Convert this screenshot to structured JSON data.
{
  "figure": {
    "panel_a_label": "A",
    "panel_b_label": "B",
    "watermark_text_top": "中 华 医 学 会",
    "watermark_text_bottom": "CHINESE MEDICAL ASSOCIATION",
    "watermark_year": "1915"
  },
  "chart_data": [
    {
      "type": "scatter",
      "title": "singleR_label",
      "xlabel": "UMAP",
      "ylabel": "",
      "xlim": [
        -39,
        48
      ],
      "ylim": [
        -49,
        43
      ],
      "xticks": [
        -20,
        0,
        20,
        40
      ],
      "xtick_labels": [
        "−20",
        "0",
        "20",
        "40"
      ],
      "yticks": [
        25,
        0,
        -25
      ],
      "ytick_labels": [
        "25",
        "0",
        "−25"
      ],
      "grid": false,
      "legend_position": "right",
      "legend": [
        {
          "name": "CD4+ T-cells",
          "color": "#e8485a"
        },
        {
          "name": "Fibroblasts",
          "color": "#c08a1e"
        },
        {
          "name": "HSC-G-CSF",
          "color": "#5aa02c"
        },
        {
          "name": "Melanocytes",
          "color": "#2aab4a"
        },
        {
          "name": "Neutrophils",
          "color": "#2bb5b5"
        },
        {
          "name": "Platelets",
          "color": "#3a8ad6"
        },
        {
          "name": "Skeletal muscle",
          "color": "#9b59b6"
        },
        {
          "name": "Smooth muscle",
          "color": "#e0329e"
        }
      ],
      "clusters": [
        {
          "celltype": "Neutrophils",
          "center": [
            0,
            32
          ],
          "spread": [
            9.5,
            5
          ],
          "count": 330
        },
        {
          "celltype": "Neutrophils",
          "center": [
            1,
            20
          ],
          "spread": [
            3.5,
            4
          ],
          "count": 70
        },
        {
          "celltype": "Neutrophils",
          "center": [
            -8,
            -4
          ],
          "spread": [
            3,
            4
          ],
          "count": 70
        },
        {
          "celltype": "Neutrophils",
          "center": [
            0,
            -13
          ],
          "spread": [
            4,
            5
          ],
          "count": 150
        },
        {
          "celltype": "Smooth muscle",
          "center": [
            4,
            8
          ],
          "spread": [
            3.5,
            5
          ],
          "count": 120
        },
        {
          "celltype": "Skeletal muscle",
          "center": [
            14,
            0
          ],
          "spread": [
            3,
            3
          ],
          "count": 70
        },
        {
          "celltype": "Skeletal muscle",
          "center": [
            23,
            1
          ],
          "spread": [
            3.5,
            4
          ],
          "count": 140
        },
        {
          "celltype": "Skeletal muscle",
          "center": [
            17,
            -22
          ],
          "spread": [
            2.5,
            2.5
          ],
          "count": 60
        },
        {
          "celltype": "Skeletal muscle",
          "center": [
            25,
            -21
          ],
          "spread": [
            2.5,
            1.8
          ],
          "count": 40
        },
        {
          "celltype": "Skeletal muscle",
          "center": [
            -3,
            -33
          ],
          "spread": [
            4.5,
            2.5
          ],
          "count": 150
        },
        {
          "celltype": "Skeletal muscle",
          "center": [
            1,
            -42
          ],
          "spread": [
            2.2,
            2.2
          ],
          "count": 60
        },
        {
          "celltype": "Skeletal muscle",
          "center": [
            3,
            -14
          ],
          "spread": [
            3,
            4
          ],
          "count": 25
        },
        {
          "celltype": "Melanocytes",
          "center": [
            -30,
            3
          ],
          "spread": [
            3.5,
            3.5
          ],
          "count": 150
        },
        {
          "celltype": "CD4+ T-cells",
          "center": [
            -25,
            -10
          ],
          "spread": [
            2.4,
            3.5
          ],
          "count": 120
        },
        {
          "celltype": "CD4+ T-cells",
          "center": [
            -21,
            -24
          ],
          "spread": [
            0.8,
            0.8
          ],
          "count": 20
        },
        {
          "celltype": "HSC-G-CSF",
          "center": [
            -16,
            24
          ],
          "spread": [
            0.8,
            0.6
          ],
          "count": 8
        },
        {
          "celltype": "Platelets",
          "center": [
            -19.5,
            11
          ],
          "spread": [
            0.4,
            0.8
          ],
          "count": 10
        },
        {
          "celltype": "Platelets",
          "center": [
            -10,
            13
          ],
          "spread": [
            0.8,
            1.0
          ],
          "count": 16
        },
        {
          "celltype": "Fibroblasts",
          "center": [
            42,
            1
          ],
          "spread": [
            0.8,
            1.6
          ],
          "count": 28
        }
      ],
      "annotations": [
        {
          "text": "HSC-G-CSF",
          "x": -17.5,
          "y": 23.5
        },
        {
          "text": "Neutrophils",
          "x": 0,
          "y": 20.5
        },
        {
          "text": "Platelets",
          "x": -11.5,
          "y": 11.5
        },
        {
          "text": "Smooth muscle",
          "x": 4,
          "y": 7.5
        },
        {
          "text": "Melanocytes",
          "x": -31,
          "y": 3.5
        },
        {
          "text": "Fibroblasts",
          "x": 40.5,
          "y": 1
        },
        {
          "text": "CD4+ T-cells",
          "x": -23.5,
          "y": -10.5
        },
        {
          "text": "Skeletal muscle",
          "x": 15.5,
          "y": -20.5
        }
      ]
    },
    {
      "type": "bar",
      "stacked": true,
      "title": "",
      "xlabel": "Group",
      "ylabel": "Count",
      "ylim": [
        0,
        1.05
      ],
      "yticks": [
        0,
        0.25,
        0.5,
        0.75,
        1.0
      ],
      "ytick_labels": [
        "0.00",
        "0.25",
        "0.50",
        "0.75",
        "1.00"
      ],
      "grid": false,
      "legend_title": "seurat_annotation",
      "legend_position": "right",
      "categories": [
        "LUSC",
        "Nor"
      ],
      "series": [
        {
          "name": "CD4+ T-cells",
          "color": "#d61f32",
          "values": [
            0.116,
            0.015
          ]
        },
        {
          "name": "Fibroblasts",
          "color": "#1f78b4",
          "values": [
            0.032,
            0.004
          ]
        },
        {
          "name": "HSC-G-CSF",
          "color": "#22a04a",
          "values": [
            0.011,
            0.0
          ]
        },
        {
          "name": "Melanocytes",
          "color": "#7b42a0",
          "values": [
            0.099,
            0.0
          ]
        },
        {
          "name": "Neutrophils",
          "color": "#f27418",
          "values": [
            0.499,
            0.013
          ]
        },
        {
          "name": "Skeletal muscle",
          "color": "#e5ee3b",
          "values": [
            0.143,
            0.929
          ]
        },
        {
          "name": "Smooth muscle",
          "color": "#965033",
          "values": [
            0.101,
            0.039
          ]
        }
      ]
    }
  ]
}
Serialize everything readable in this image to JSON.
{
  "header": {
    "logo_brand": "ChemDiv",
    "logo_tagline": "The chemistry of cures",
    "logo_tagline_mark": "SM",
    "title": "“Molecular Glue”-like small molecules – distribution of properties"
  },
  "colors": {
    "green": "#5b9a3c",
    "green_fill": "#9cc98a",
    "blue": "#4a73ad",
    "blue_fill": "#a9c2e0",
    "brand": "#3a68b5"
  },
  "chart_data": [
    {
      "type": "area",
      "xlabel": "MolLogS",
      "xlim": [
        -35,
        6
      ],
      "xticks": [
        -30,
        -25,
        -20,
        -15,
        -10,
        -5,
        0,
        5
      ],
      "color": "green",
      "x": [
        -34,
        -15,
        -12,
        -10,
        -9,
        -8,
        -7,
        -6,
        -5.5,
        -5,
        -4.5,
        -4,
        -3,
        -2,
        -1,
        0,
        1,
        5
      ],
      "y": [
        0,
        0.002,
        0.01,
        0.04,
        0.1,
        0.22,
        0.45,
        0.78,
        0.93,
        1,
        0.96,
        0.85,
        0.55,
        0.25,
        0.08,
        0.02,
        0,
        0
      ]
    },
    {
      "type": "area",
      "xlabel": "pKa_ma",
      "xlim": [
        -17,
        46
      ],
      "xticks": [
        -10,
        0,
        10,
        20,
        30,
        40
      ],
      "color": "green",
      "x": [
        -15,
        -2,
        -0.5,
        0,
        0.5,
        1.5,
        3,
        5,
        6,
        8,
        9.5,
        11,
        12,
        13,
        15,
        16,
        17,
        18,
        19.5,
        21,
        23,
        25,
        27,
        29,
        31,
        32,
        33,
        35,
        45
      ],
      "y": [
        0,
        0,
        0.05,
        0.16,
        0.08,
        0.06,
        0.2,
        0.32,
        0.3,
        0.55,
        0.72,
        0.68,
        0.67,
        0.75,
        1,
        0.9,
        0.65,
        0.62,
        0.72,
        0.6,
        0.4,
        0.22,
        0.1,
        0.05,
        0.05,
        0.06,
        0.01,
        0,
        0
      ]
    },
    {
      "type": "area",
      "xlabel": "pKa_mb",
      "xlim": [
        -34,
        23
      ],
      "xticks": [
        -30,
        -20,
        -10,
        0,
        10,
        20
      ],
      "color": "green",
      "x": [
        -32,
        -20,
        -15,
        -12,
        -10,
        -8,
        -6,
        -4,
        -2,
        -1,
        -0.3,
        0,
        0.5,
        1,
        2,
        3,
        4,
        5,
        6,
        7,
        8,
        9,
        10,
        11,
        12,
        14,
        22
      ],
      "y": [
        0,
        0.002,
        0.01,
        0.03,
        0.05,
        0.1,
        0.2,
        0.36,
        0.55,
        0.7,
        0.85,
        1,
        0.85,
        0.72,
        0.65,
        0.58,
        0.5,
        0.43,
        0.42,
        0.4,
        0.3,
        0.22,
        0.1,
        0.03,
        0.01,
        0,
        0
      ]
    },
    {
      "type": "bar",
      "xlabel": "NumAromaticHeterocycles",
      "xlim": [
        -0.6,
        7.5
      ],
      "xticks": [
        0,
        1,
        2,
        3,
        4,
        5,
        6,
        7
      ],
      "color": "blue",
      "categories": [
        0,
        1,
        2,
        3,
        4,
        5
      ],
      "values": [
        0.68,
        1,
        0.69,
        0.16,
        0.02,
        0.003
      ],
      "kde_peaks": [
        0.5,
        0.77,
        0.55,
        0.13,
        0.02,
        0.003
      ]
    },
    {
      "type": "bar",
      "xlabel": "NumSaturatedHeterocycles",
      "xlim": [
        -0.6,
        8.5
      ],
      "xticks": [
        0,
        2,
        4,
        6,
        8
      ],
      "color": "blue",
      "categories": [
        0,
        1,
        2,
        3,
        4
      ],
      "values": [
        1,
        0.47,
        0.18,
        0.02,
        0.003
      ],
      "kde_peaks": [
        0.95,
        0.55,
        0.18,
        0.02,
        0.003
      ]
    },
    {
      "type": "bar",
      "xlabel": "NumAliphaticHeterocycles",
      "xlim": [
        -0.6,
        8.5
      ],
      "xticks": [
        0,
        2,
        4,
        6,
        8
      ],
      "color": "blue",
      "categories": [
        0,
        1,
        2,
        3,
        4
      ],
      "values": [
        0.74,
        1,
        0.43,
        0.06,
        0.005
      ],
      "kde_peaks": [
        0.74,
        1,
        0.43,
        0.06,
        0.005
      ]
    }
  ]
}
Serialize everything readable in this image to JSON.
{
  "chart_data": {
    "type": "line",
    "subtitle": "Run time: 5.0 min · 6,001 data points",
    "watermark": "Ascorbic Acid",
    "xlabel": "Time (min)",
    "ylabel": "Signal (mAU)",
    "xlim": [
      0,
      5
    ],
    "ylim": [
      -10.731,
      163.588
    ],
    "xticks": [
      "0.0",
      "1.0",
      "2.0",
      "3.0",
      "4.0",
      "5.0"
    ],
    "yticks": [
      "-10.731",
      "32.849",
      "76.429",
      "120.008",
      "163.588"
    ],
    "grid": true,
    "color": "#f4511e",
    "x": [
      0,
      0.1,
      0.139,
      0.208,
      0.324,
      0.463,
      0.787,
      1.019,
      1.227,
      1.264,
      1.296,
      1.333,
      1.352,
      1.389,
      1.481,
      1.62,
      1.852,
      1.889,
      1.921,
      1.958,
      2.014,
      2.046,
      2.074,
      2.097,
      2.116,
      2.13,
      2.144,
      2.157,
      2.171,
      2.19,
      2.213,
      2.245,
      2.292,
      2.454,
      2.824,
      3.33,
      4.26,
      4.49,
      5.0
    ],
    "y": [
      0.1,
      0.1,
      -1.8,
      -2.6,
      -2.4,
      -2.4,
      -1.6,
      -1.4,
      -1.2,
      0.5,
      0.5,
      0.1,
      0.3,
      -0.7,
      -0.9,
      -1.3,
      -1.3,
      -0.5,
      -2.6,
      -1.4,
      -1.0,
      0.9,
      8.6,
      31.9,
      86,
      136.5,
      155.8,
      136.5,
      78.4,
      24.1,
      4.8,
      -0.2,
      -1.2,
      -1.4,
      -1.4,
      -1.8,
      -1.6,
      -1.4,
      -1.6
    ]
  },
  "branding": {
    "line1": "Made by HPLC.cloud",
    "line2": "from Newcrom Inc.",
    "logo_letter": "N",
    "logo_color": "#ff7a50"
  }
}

_Your task_
Return each line where "Melanocytes" shows up.

_The output_
          "name": "Melanocytes",
          "celltype": "Melanocytes",
          "text": "Melanocytes",
          "name": "Melanocytes",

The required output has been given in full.